■ Supplied material ■
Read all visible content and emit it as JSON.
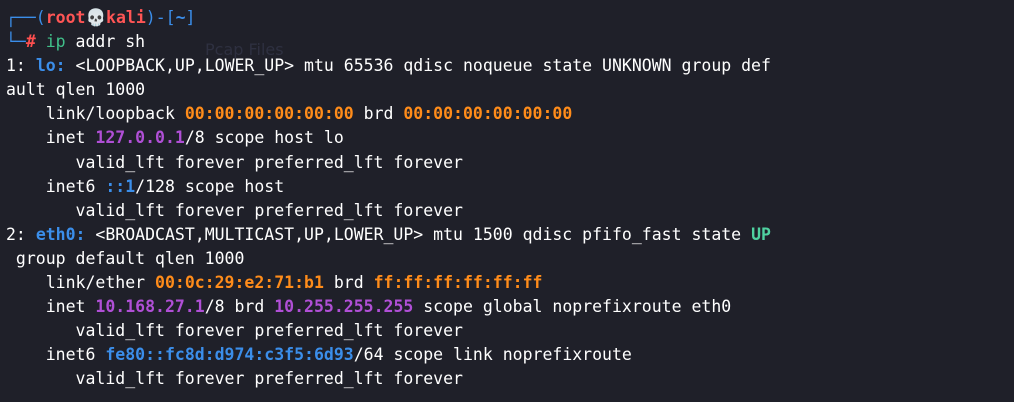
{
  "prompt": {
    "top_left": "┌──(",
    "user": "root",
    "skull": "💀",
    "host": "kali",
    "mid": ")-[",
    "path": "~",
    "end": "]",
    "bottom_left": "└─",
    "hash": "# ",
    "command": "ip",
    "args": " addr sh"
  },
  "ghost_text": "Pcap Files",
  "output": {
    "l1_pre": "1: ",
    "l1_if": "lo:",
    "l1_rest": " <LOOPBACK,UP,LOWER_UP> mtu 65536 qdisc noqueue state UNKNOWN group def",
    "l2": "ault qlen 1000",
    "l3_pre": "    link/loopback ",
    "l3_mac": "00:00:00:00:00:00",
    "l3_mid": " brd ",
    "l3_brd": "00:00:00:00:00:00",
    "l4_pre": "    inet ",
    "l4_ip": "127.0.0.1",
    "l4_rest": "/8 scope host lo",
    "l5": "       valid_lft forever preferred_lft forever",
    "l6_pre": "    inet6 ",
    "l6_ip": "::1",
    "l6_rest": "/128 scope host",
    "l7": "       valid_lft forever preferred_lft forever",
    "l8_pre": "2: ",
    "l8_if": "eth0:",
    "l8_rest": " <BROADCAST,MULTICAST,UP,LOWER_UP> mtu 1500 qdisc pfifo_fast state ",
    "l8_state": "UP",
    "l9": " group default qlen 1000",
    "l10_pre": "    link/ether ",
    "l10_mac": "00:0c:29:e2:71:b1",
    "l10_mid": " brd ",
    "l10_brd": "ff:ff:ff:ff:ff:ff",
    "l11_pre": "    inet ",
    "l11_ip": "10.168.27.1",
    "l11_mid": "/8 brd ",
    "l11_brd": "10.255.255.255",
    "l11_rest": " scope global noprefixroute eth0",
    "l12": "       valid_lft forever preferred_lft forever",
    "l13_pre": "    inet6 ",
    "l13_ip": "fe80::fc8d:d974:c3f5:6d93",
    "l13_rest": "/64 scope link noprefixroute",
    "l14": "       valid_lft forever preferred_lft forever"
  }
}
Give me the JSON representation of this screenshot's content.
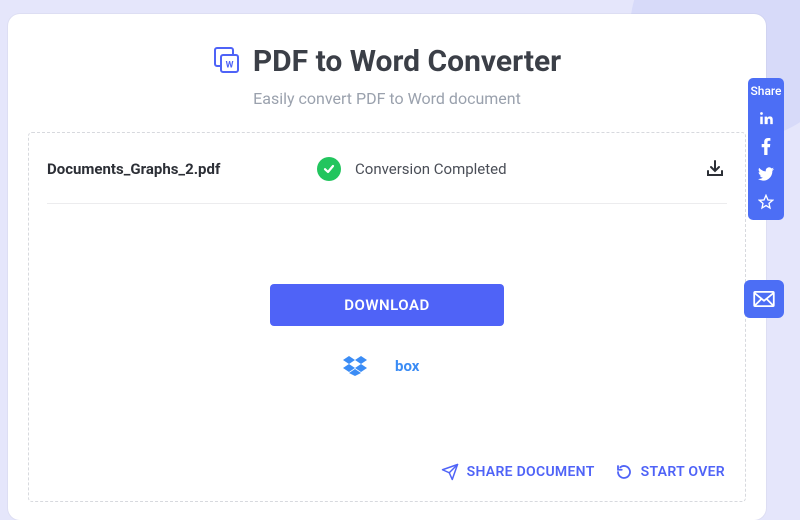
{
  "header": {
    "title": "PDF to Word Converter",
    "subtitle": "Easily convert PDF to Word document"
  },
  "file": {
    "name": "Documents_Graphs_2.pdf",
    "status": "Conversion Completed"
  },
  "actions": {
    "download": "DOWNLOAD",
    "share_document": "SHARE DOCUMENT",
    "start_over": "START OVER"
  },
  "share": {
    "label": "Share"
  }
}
==
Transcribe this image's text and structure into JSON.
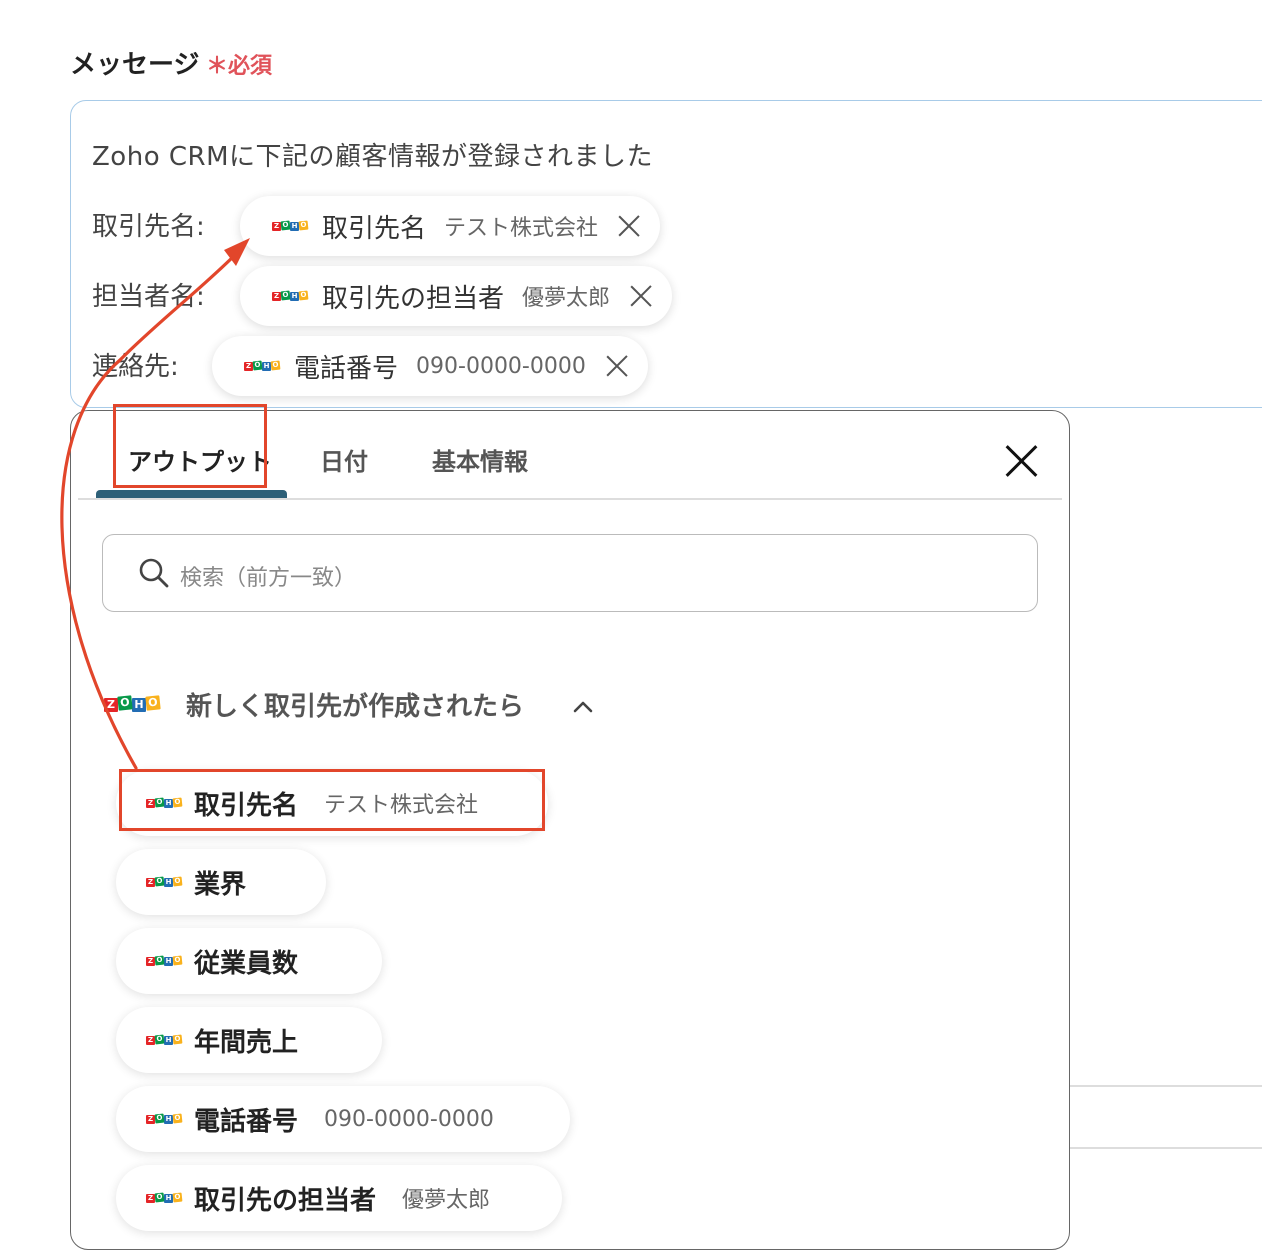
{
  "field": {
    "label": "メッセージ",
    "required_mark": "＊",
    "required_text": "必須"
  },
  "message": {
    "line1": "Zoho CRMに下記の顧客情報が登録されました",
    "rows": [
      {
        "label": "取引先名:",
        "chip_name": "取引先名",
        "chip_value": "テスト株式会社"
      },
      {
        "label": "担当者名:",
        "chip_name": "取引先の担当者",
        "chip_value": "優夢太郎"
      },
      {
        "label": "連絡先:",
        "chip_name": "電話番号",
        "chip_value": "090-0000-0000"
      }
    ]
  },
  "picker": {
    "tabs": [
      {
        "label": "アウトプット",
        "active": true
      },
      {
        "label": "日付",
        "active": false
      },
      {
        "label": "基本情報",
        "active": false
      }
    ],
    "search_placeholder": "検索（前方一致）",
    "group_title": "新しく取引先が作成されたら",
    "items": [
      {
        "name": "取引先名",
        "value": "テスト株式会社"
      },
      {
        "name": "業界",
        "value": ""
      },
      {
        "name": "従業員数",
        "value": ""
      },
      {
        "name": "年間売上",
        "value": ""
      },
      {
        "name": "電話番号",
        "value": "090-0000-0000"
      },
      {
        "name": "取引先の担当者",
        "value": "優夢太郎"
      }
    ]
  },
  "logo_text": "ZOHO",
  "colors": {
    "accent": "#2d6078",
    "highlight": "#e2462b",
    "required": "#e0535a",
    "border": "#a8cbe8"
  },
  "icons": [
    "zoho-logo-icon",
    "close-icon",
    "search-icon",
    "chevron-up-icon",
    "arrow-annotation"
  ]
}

■ Stated exercise ■
Show the lines where the word "label" appears in the entries.

■ Response to the exercise ■
    "label": "Share"
    "label": "メッセージ",
        "label": "取引先名:",
        "label": "担当者名:",
        "label": "連絡先:",
        "label": "アウトプット",
        "label": "日付",
        "label": "基本情報",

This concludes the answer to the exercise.